Copy out every line containing the word "Document".

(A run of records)

•••

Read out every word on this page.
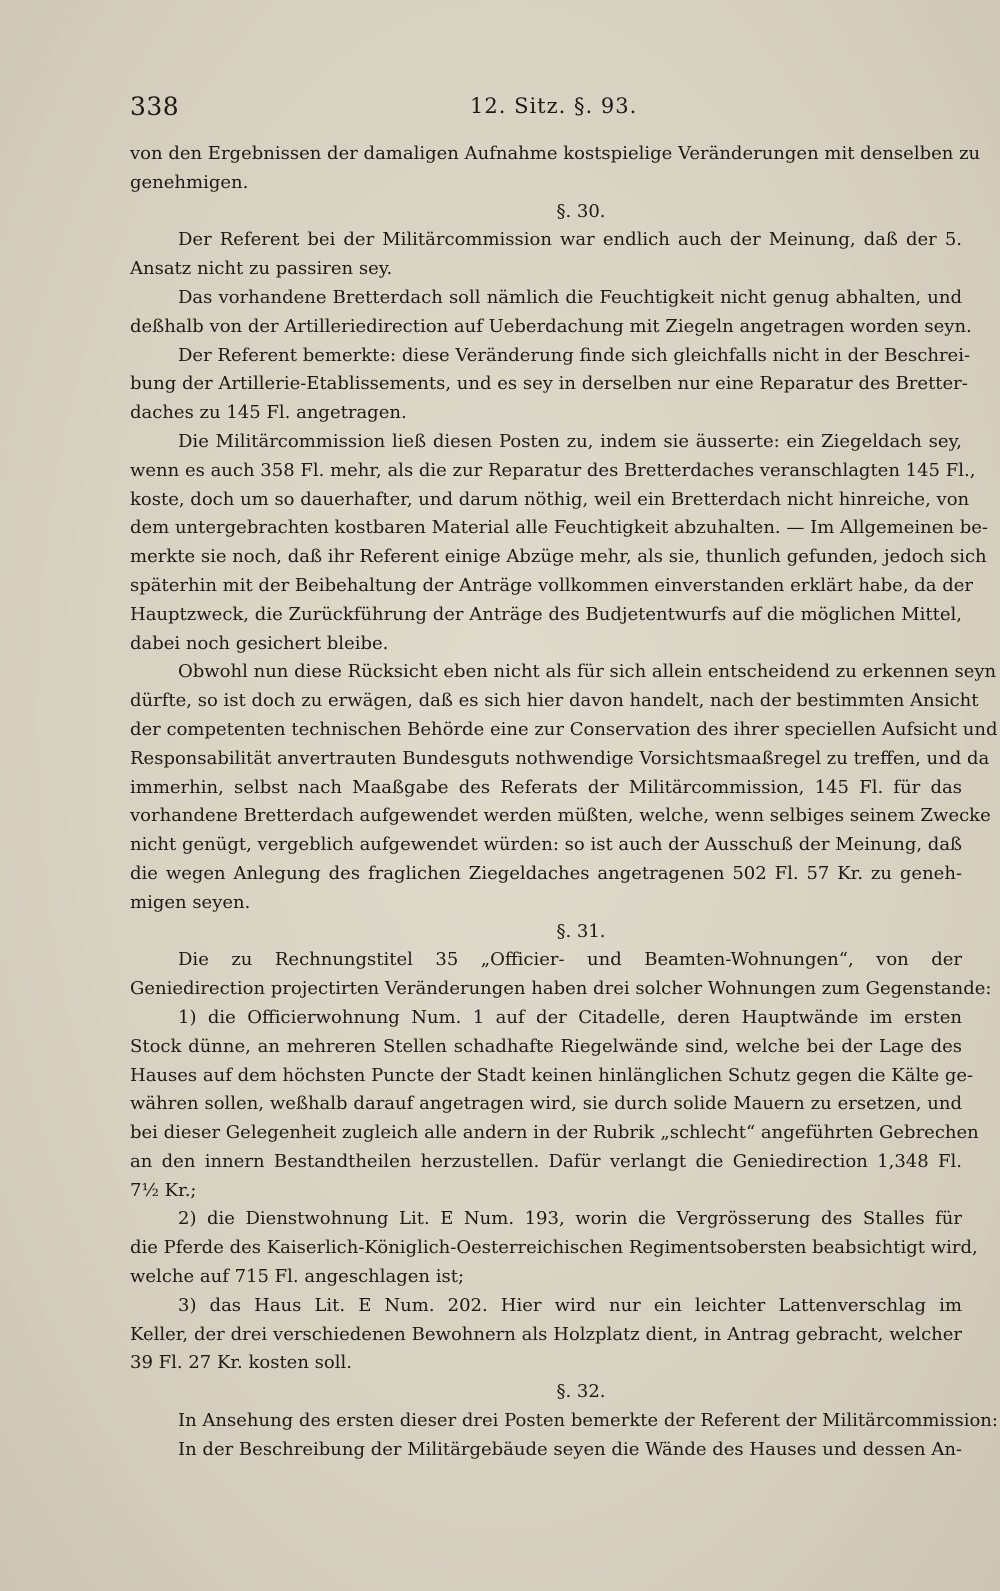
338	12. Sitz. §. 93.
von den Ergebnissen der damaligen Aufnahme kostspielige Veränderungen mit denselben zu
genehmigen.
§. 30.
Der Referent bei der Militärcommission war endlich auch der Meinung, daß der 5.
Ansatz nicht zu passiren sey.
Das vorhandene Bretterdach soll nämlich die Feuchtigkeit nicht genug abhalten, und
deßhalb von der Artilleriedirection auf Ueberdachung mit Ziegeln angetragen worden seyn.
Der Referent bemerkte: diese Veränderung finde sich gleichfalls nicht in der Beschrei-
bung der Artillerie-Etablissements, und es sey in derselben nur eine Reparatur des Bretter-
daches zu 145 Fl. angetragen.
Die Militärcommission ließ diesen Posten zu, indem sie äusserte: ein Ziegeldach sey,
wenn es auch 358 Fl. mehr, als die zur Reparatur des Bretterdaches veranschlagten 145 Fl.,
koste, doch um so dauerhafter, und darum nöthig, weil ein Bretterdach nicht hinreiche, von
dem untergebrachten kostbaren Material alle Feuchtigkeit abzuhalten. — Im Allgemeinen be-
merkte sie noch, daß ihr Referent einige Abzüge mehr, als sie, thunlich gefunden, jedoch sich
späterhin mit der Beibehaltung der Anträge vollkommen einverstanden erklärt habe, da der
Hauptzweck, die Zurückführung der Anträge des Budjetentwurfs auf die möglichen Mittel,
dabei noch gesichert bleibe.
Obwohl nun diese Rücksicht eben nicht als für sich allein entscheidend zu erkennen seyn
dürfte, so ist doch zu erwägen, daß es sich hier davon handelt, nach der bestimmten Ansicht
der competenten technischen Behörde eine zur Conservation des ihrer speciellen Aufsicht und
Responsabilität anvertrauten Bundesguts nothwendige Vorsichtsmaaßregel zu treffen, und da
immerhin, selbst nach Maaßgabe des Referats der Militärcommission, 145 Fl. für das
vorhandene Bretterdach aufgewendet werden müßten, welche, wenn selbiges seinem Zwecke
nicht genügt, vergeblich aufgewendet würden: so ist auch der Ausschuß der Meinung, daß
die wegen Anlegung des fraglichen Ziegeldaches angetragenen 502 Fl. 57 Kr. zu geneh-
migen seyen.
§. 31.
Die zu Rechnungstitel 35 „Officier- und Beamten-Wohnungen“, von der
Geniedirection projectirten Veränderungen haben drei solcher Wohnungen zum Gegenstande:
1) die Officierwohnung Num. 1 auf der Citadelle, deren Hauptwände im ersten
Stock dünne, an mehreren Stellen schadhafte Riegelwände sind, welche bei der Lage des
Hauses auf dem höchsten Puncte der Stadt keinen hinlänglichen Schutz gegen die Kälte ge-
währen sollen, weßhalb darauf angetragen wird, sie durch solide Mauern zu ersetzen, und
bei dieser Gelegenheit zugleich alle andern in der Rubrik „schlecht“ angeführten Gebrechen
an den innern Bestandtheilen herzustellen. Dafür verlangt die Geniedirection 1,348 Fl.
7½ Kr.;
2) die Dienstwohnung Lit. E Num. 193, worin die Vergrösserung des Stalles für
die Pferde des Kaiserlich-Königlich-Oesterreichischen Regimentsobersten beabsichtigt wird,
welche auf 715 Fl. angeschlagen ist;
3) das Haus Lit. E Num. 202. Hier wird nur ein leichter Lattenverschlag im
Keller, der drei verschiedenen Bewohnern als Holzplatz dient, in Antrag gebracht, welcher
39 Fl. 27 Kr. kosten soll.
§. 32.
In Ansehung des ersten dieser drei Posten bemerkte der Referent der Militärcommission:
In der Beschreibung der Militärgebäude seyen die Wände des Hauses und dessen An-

•••

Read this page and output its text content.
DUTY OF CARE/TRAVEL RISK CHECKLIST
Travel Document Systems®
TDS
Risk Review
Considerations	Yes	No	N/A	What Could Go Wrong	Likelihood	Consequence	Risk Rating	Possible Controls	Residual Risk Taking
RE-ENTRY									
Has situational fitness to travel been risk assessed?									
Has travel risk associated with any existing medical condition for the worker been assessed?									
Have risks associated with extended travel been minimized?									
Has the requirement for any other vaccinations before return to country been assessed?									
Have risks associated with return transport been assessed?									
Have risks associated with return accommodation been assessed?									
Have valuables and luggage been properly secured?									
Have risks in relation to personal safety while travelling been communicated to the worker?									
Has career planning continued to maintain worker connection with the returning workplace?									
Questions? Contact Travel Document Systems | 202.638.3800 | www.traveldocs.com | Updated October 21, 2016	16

•••

● **Output below**:
Travel Document Systems®
Questions? Contact Travel Document Systems | 202.638.3800 | www.traveldocs.com | Updated October 21, 2016	16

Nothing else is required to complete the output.